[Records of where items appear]
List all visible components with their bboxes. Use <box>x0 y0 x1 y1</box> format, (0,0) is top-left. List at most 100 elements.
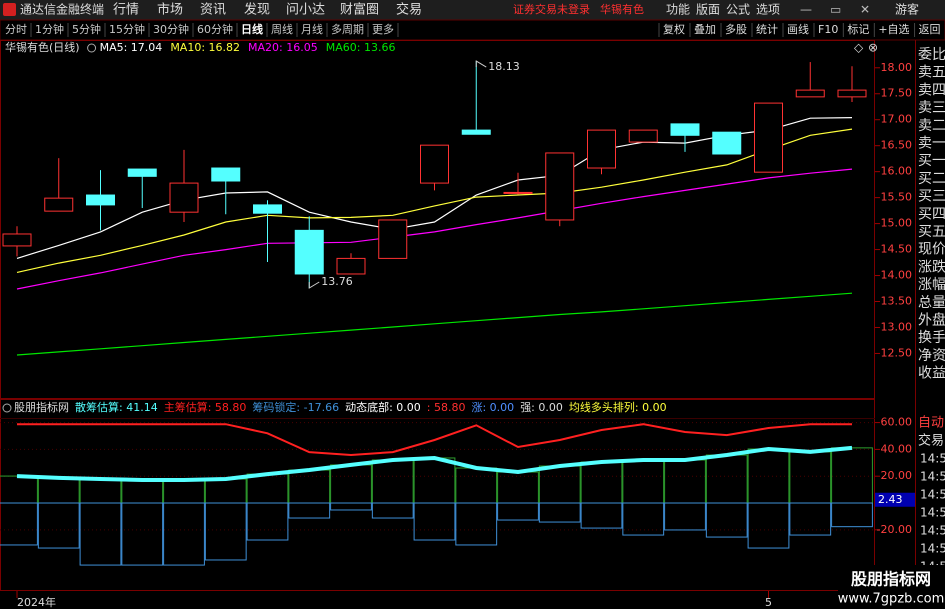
candle-body <box>420 144 449 184</box>
tool-button[interactable]: 多股 <box>725 22 747 36</box>
period-tab[interactable]: 多周期 <box>331 22 364 36</box>
quote-label: 总量 <box>918 295 945 311</box>
menu-right-item[interactable]: 选项 <box>756 3 780 17</box>
panel-icon[interactable]: ⊗ <box>868 41 878 55</box>
period-tab[interactable]: 15分钟 <box>109 22 145 36</box>
indicator-bar <box>789 502 832 536</box>
indicator-bar <box>163 502 205 566</box>
indicator-bar <box>705 502 748 538</box>
legend-entry: MA60: 13.66 <box>326 41 396 54</box>
indicator-bar <box>831 447 873 504</box>
candle-body <box>86 194 115 206</box>
indicator-bar <box>0 502 38 546</box>
legend-entry: MA5: 17.04 <box>100 41 163 54</box>
candle-body <box>378 219 408 259</box>
candle-body <box>253 204 282 214</box>
window-control[interactable]: ✕ <box>860 3 870 17</box>
tool-button[interactable]: 返回 <box>919 23 941 36</box>
period-tab[interactable]: 5分钟 <box>72 22 101 36</box>
period-tab[interactable]: 1分钟 <box>35 22 64 36</box>
tool-button[interactable]: F10 <box>818 23 838 36</box>
window-control[interactable]: — <box>800 3 812 17</box>
indicator-bar <box>580 502 623 529</box>
chart-title: 股朋指标网 <box>14 400 69 414</box>
candle-body <box>169 182 199 213</box>
y-tick-label: 13.00 <box>881 320 913 333</box>
candle-body <box>294 229 324 275</box>
indicator-bar <box>497 502 539 521</box>
y-tick-label: 17.50 <box>881 87 913 100</box>
indicator-bar <box>330 502 372 511</box>
candle-body <box>461 129 491 135</box>
menu-item[interactable]: 行情 <box>113 3 139 18</box>
indicator-bar <box>371 459 414 504</box>
indicator-bar <box>163 479 205 504</box>
y-tick-label: 17.00 <box>881 113 913 126</box>
legend-entry: MA10: 16.82 <box>170 41 240 54</box>
candle-body <box>44 197 74 212</box>
y-tick-label: 16.00 <box>881 165 913 178</box>
period-tab[interactable]: 60分钟 <box>197 22 233 36</box>
period-tab[interactable]: 更多 <box>372 22 394 36</box>
tool-button[interactable]: 统计 <box>756 23 778 36</box>
side-button[interactable]: 交易 <box>918 433 944 449</box>
menu-right-item[interactable]: 版面 <box>696 3 720 17</box>
candle-body <box>712 131 742 155</box>
indicator-bar <box>121 479 164 504</box>
indicator-bar <box>789 451 832 504</box>
ma-line <box>16 292 853 356</box>
y-tick-label: 20.00 <box>881 469 913 482</box>
window-control[interactable]: ▭ <box>830 3 841 17</box>
indicator-bar <box>622 502 665 536</box>
period-tab[interactable]: 周线 <box>271 22 293 36</box>
menu-item[interactable]: 发现 <box>244 2 270 18</box>
period-tab[interactable]: 30分钟 <box>153 22 189 36</box>
menu-right-item[interactable]: 功能 <box>666 3 690 17</box>
candle-body <box>628 129 658 143</box>
period-tab[interactable]: 日线 <box>241 22 263 36</box>
indicator-bar <box>288 469 331 504</box>
legend-icon <box>87 43 97 53</box>
legend-entry: 涨: 0.00 <box>471 401 514 414</box>
legend-entry: : 58.80 <box>427 401 466 414</box>
quote-label: 买三 <box>918 189 945 205</box>
candle-body <box>503 191 533 194</box>
menu-item[interactable]: 资讯 <box>200 3 226 18</box>
period-tab[interactable]: 月线 <box>301 22 323 36</box>
candle-body <box>127 168 157 177</box>
tool-button[interactable]: 画线 <box>787 22 809 36</box>
indicator-bar <box>538 502 581 523</box>
tool-button[interactable]: 复权 <box>663 22 685 36</box>
tool-button[interactable]: +自选 <box>878 23 909 36</box>
side-button[interactable]: 自动 <box>918 416 944 431</box>
tool-button[interactable]: 标记 <box>847 22 869 36</box>
indicator-bar <box>37 502 80 549</box>
login-notice[interactable]: 证券交易未登录 <box>513 2 590 16</box>
menu-item[interactable]: 交易 <box>396 2 422 18</box>
indicator-bar <box>455 502 498 546</box>
candle-body <box>837 89 867 98</box>
indicator-bar <box>664 502 706 531</box>
menu-item[interactable]: 财富圈 <box>340 2 379 18</box>
indicator-bar <box>246 473 289 504</box>
quote-label: 涨跌 <box>918 259 945 275</box>
indicator-bar <box>37 477 80 504</box>
menu-item[interactable]: 市场 <box>157 2 183 18</box>
indicator-bar <box>538 465 581 504</box>
watermark-name: 股朋指标网 <box>851 570 931 589</box>
legend-entry: 均线多头排列: 0.00 <box>569 400 667 414</box>
trade-time: 14:56 <box>920 506 945 520</box>
indicator-bar <box>79 502 122 566</box>
y-tick-label: 15.50 <box>881 191 913 204</box>
quote-label: 买一 <box>918 153 945 169</box>
candle-body <box>545 152 575 221</box>
tool-button[interactable]: 叠加 <box>694 23 716 36</box>
menu-right-item[interactable]: 公式 <box>726 3 750 17</box>
period-tab[interactable]: 分时 <box>5 23 27 36</box>
menu-item[interactable]: 问小达 <box>286 3 325 18</box>
candle-body <box>754 102 783 173</box>
legend-entry: 主筹估算: 58.80 <box>164 400 247 414</box>
trade-time: 14:56 <box>920 470 945 484</box>
quote-label: 卖一 <box>918 136 945 152</box>
panel-icon[interactable]: ◇ <box>854 41 864 55</box>
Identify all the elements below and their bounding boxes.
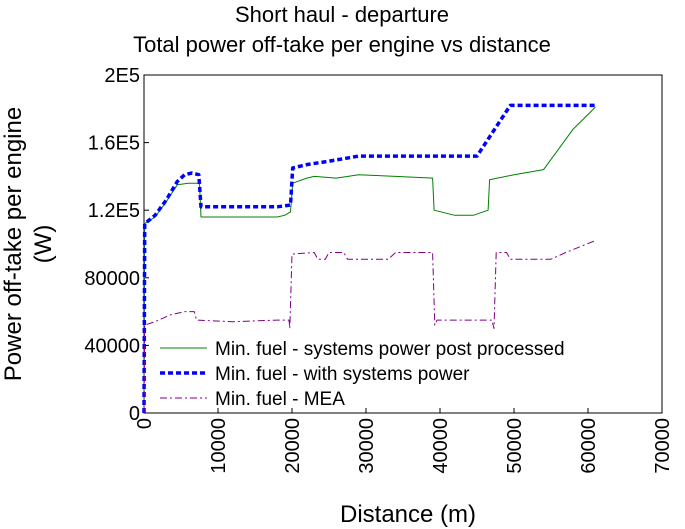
x-tick-label: 30000 bbox=[356, 418, 378, 474]
y-tick-label: 1.2E5 bbox=[88, 200, 140, 222]
y-tick-label: 2E5 bbox=[104, 65, 140, 87]
x-tick-label: 60000 bbox=[578, 418, 600, 474]
legend: Min. fuel - systems power post processed… bbox=[160, 339, 565, 410]
x-tick-label: 0 bbox=[134, 418, 156, 429]
x-tick-label: 50000 bbox=[504, 418, 526, 474]
y-tick-label: 1.6E5 bbox=[88, 133, 140, 155]
y-axis-ticks: 0 40000 80000 1.2E5 1.6E5 2E5 bbox=[84, 65, 149, 425]
y-tick-label: 40000 bbox=[84, 335, 140, 357]
x-tick-label: 10000 bbox=[208, 418, 230, 474]
series-line-3 bbox=[143, 240, 596, 414]
chart-title: Short haul - departure bbox=[235, 2, 449, 27]
legend-label-3: Min. fuel - MEA bbox=[215, 389, 345, 410]
x-tick-label: 70000 bbox=[652, 418, 674, 474]
chart-subtitle: Total power off-take per engine vs dista… bbox=[133, 32, 551, 57]
plot-frame bbox=[143, 74, 663, 414]
legend-label-2: Min. fuel - with systems power bbox=[215, 364, 470, 385]
series-layer bbox=[142, 103, 596, 414]
series-line-1 bbox=[143, 106, 596, 414]
x-axis-label: Distance (m) bbox=[340, 501, 476, 528]
y-tick-label: 0 bbox=[129, 403, 140, 425]
legend-label-1: Min. fuel - systems power post processed bbox=[215, 339, 565, 360]
x-tick-label: 20000 bbox=[282, 418, 304, 474]
y-axis-label-line1: Power off-take per engine bbox=[0, 107, 27, 381]
x-tick-label: 40000 bbox=[430, 418, 452, 474]
y-tick-label: 80000 bbox=[84, 268, 140, 290]
series-line-2 bbox=[142, 103, 596, 414]
x-axis-ticks: 0 10000 20000 30000 40000 50000 60000 70000 bbox=[134, 408, 674, 474]
y-axis-label-line2: (W) bbox=[30, 225, 57, 264]
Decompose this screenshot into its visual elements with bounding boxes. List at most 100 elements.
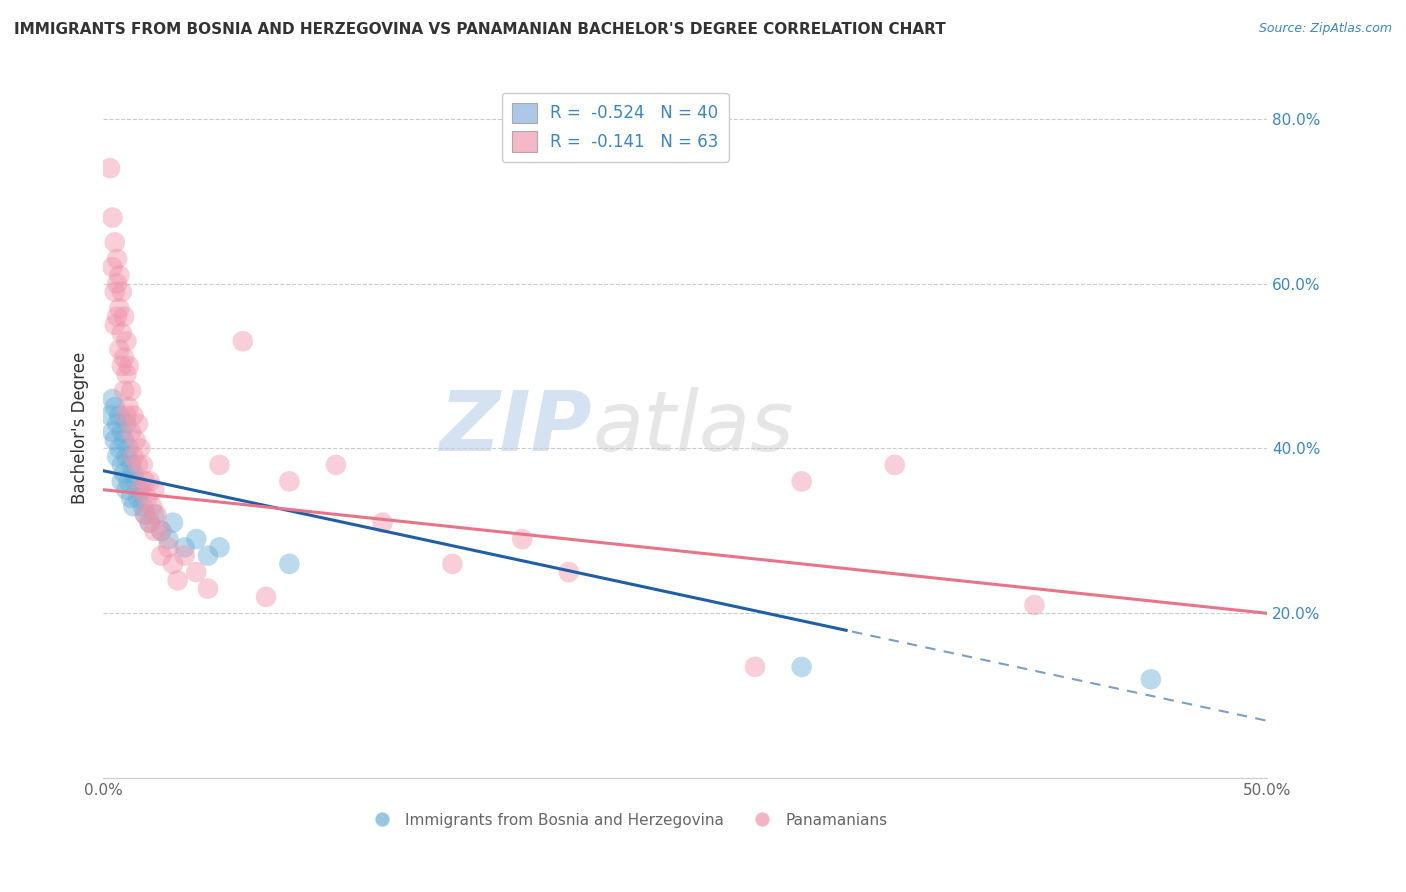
Point bbox=[108, 301, 131, 316]
Point bbox=[325, 458, 347, 472]
Point bbox=[118, 401, 141, 415]
Point bbox=[112, 351, 135, 365]
Point bbox=[129, 442, 152, 456]
Point bbox=[122, 450, 145, 464]
Point bbox=[208, 541, 231, 555]
Point bbox=[108, 442, 131, 456]
Point bbox=[115, 450, 138, 464]
Point bbox=[125, 433, 148, 447]
Point bbox=[115, 334, 138, 349]
Point bbox=[101, 392, 124, 406]
Point bbox=[441, 557, 464, 571]
Point bbox=[111, 285, 134, 299]
Point bbox=[108, 409, 131, 423]
Point bbox=[129, 483, 152, 497]
Point bbox=[558, 565, 581, 579]
Point bbox=[125, 475, 148, 489]
Point bbox=[111, 425, 134, 439]
Point bbox=[186, 532, 208, 546]
Point bbox=[101, 425, 124, 439]
Point bbox=[883, 458, 905, 472]
Point bbox=[254, 590, 277, 604]
Point bbox=[122, 409, 145, 423]
Point bbox=[104, 235, 127, 250]
Point bbox=[371, 516, 394, 530]
Point bbox=[115, 368, 138, 382]
Text: Source: ZipAtlas.com: Source: ZipAtlas.com bbox=[1258, 22, 1392, 36]
Point bbox=[134, 508, 156, 522]
Point bbox=[138, 516, 160, 530]
Y-axis label: Bachelor's Degree: Bachelor's Degree bbox=[72, 351, 89, 504]
Point bbox=[232, 334, 254, 349]
Point bbox=[150, 549, 173, 563]
Point bbox=[105, 417, 128, 431]
Point bbox=[1024, 598, 1046, 612]
Point bbox=[162, 557, 184, 571]
Point bbox=[143, 508, 166, 522]
Legend: Immigrants from Bosnia and Herzegovina, Panamanians: Immigrants from Bosnia and Herzegovina, … bbox=[361, 806, 893, 834]
Point bbox=[173, 541, 195, 555]
Point bbox=[166, 574, 188, 588]
Point bbox=[105, 450, 128, 464]
Point bbox=[278, 557, 301, 571]
Point bbox=[143, 483, 166, 497]
Point bbox=[208, 458, 231, 472]
Point bbox=[150, 524, 173, 538]
Point bbox=[790, 660, 813, 674]
Point bbox=[197, 549, 219, 563]
Point bbox=[138, 475, 160, 489]
Point bbox=[173, 549, 195, 563]
Point bbox=[105, 252, 128, 266]
Point bbox=[510, 532, 533, 546]
Point bbox=[101, 260, 124, 274]
Point bbox=[111, 326, 134, 340]
Point bbox=[127, 458, 149, 472]
Point bbox=[108, 268, 131, 283]
Point bbox=[115, 409, 138, 423]
Point bbox=[118, 442, 141, 456]
Point bbox=[162, 516, 184, 530]
Point bbox=[197, 582, 219, 596]
Point bbox=[186, 565, 208, 579]
Point bbox=[150, 524, 173, 538]
Point bbox=[104, 433, 127, 447]
Text: ZIP: ZIP bbox=[440, 387, 592, 468]
Point bbox=[98, 161, 121, 175]
Point bbox=[111, 458, 134, 472]
Text: atlas: atlas bbox=[592, 387, 794, 468]
Point bbox=[134, 475, 156, 489]
Point bbox=[120, 384, 142, 398]
Point bbox=[120, 425, 142, 439]
Point bbox=[112, 310, 135, 324]
Point bbox=[104, 318, 127, 332]
Point bbox=[129, 483, 152, 497]
Point bbox=[145, 508, 167, 522]
Point bbox=[115, 417, 138, 431]
Point bbox=[120, 491, 142, 505]
Point bbox=[132, 499, 155, 513]
Point bbox=[122, 466, 145, 480]
Point bbox=[1140, 673, 1163, 687]
Point bbox=[112, 466, 135, 480]
Point bbox=[108, 343, 131, 357]
Point bbox=[136, 491, 159, 505]
Point bbox=[138, 516, 160, 530]
Point bbox=[118, 359, 141, 373]
Point bbox=[98, 409, 121, 423]
Point bbox=[157, 532, 180, 546]
Point bbox=[104, 285, 127, 299]
Point bbox=[101, 211, 124, 225]
Point bbox=[111, 475, 134, 489]
Text: IMMIGRANTS FROM BOSNIA AND HERZEGOVINA VS PANAMANIAN BACHELOR'S DEGREE CORRELATI: IMMIGRANTS FROM BOSNIA AND HERZEGOVINA V… bbox=[14, 22, 946, 37]
Point bbox=[122, 499, 145, 513]
Point bbox=[120, 458, 142, 472]
Point bbox=[112, 384, 135, 398]
Point bbox=[143, 524, 166, 538]
Point bbox=[105, 277, 128, 291]
Point bbox=[112, 433, 135, 447]
Point bbox=[127, 491, 149, 505]
Point bbox=[118, 475, 141, 489]
Point bbox=[134, 508, 156, 522]
Point bbox=[790, 475, 813, 489]
Point bbox=[115, 483, 138, 497]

## Problem requirements
Write out the lines of the data from the line with "Point bbox=[108, 301, 131, 316]" to the line with "Point bbox=[115, 450, 138, 464]", keeping each one the same.

## Exercise solution
Point bbox=[108, 301, 131, 316]
Point bbox=[325, 458, 347, 472]
Point bbox=[118, 401, 141, 415]
Point bbox=[112, 351, 135, 365]
Point bbox=[129, 442, 152, 456]
Point bbox=[122, 450, 145, 464]
Point bbox=[208, 541, 231, 555]
Point bbox=[108, 442, 131, 456]
Point bbox=[115, 450, 138, 464]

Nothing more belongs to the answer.